**Exercise requirements**
Transcribe the material in full. Nothing should differ except that the pictures are left out.

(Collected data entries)

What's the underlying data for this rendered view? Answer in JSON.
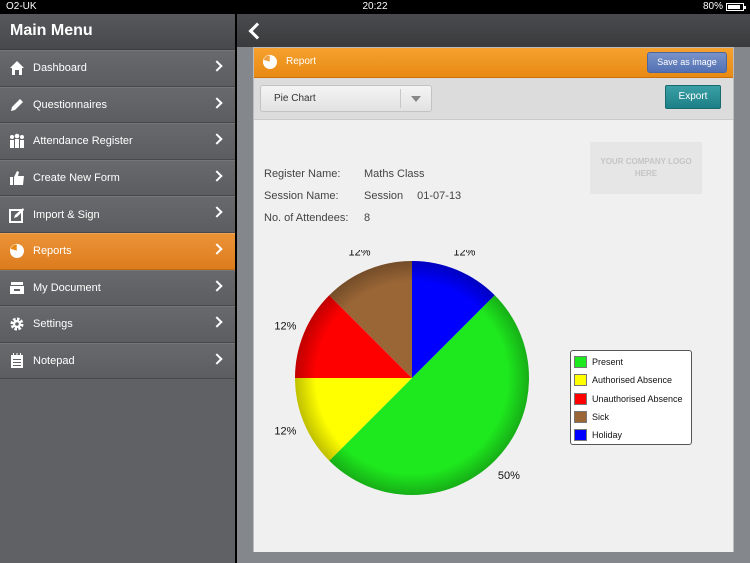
{
  "statusbar": {
    "carrier": "O2-UK",
    "time": "20:22",
    "battery": "80%"
  },
  "sidebar": {
    "title": "Main Menu",
    "items": [
      {
        "label": "Dashboard",
        "icon": "home-icon",
        "active": false
      },
      {
        "label": "Questionnaires",
        "icon": "pencil-icon",
        "active": false
      },
      {
        "label": "Attendance Register",
        "icon": "people-icon",
        "active": false
      },
      {
        "label": "Create New Form",
        "icon": "thumbs-up-icon",
        "active": false
      },
      {
        "label": "Import & Sign",
        "icon": "sign-icon",
        "active": false
      },
      {
        "label": "Reports",
        "icon": "pie-icon",
        "active": true
      },
      {
        "label": "My Document",
        "icon": "document-tray-icon",
        "active": false
      },
      {
        "label": "Settings",
        "icon": "gear-icon",
        "active": false
      },
      {
        "label": "Notepad",
        "icon": "notepad-icon",
        "active": false
      }
    ]
  },
  "panel": {
    "title": "Report",
    "save_label": "Save as image",
    "select_value": "Pie Chart",
    "export_label": "Export",
    "logo_text": "YOUR COMPANY LOGO HERE",
    "info": {
      "register_label": "Register Name:",
      "register_value": "Maths Class",
      "session_label": "Session Name:",
      "session_value": "Session",
      "session_date": "01-07-13",
      "attendees_label": "No. of Attendees:",
      "attendees_value": "8"
    }
  },
  "colors": {
    "accent": "#e88a14",
    "sidebar": "#5f6164",
    "export": "#1d7f86"
  },
  "chart_data": {
    "type": "pie",
    "slices": [
      {
        "name": "Present",
        "value": 50,
        "label": "50%",
        "color": "#1ee81e"
      },
      {
        "name": "Authorised Absence",
        "value": 12.5,
        "label": "12%",
        "color": "#ffff00"
      },
      {
        "name": "Unauthorised Absence",
        "value": 12.5,
        "label": "12%",
        "color": "#ff0000"
      },
      {
        "name": "Sick",
        "value": 12.5,
        "label": "12%",
        "color": "#9a6636"
      },
      {
        "name": "Holiday",
        "value": 12.5,
        "label": "12%",
        "color": "#0000ff"
      }
    ],
    "legend_position": "right"
  }
}
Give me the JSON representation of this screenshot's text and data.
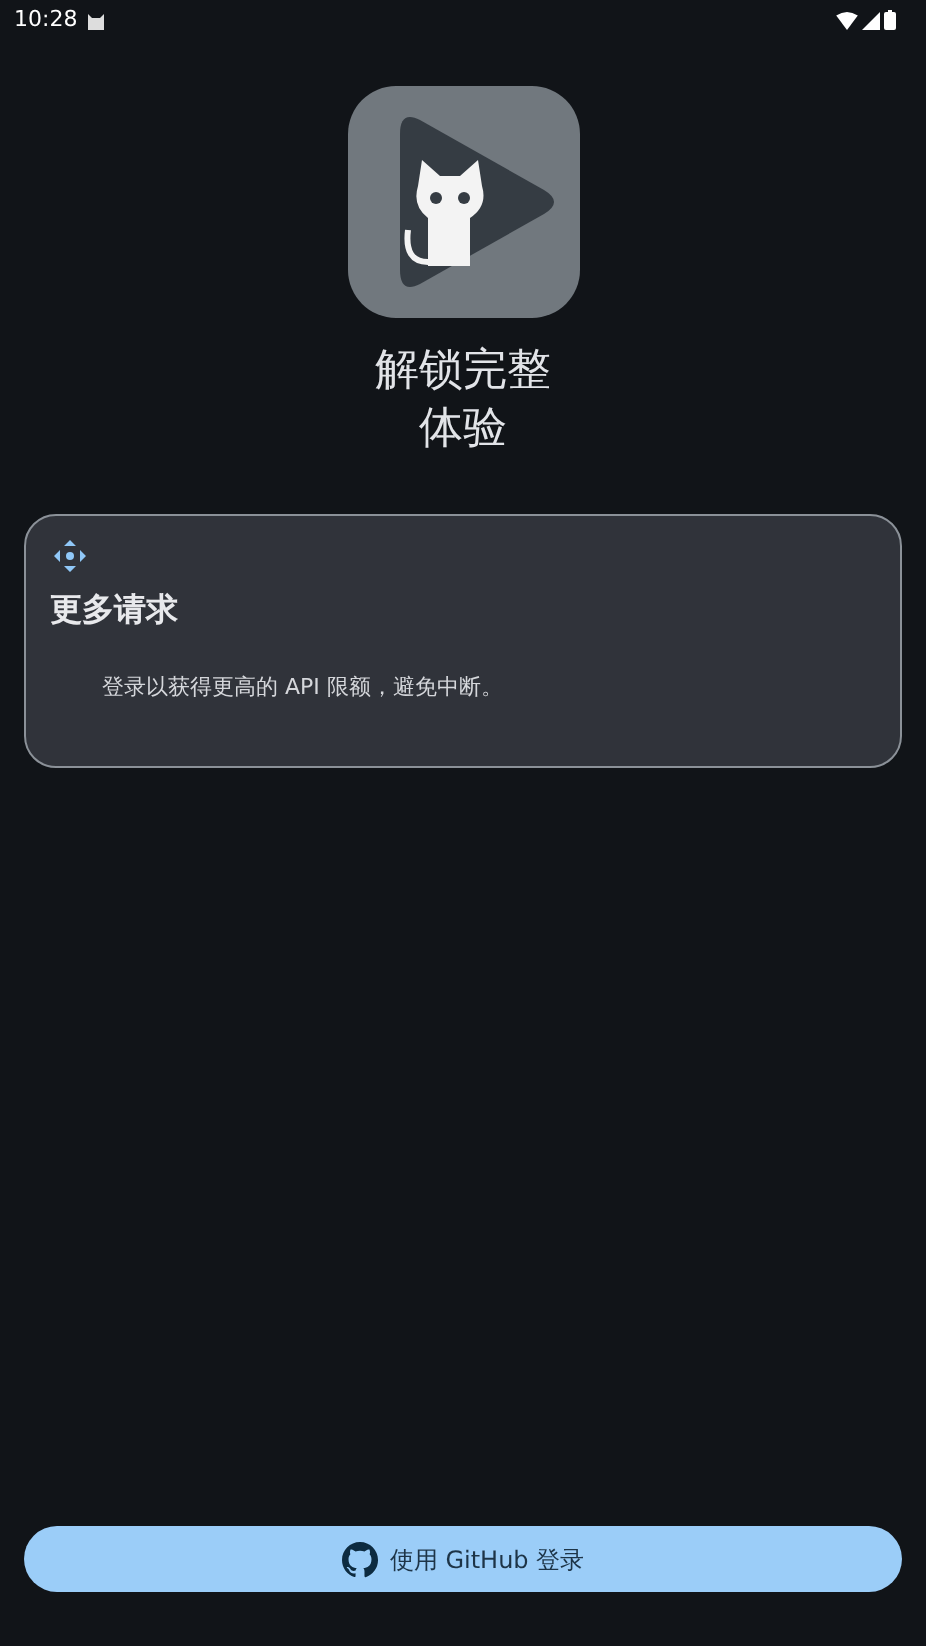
{
  "status_bar": {
    "time": "10:28"
  },
  "title": "解锁完整体验",
  "card": {
    "heading": "更多请求",
    "body": "登录以获得更高的 API 限额，避免中断。"
  },
  "login_button": {
    "label": "使用 GitHub 登录"
  }
}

**Solution to this exercise**
What's the underlying data for this rendered view? Answer in JSON.
{
  "statusbar": {
    "carrier": "O2-UK",
    "time": "20:22",
    "battery": "80%"
  },
  "sidebar": {
    "title": "Main Menu",
    "items": [
      {
        "label": "Dashboard",
        "icon": "home-icon",
        "active": false
      },
      {
        "label": "Questionnaires",
        "icon": "pencil-icon",
        "active": false
      },
      {
        "label": "Attendance Register",
        "icon": "people-icon",
        "active": false
      },
      {
        "label": "Create New Form",
        "icon": "thumbs-up-icon",
        "active": false
      },
      {
        "label": "Import & Sign",
        "icon": "sign-icon",
        "active": false
      },
      {
        "label": "Reports",
        "icon": "pie-icon",
        "active": true
      },
      {
        "label": "My Document",
        "icon": "document-tray-icon",
        "active": false
      },
      {
        "label": "Settings",
        "icon": "gear-icon",
        "active": false
      },
      {
        "label": "Notepad",
        "icon": "notepad-icon",
        "active": false
      }
    ]
  },
  "panel": {
    "title": "Report",
    "save_label": "Save as image",
    "select_value": "Pie Chart",
    "export_label": "Export",
    "logo_text": "YOUR COMPANY LOGO HERE",
    "info": {
      "register_label": "Register Name:",
      "register_value": "Maths Class",
      "session_label": "Session Name:",
      "session_value": "Session",
      "session_date": "01-07-13",
      "attendees_label": "No. of Attendees:",
      "attendees_value": "8"
    }
  },
  "colors": {
    "accent": "#e88a14",
    "sidebar": "#5f6164",
    "export": "#1d7f86"
  },
  "chart_data": {
    "type": "pie",
    "slices": [
      {
        "name": "Present",
        "value": 50,
        "label": "50%",
        "color": "#1ee81e"
      },
      {
        "name": "Authorised Absence",
        "value": 12.5,
        "label": "12%",
        "color": "#ffff00"
      },
      {
        "name": "Unauthorised Absence",
        "value": 12.5,
        "label": "12%",
        "color": "#ff0000"
      },
      {
        "name": "Sick",
        "value": 12.5,
        "label": "12%",
        "color": "#9a6636"
      },
      {
        "name": "Holiday",
        "value": 12.5,
        "label": "12%",
        "color": "#0000ff"
      }
    ],
    "legend_position": "right"
  }
}
Give me the JSON representation of this screenshot's text and data.
{
  "status_bar": {
    "time": "10:28"
  },
  "title": "解锁完整体验",
  "card": {
    "heading": "更多请求",
    "body": "登录以获得更高的 API 限额，避免中断。"
  },
  "login_button": {
    "label": "使用 GitHub 登录"
  }
}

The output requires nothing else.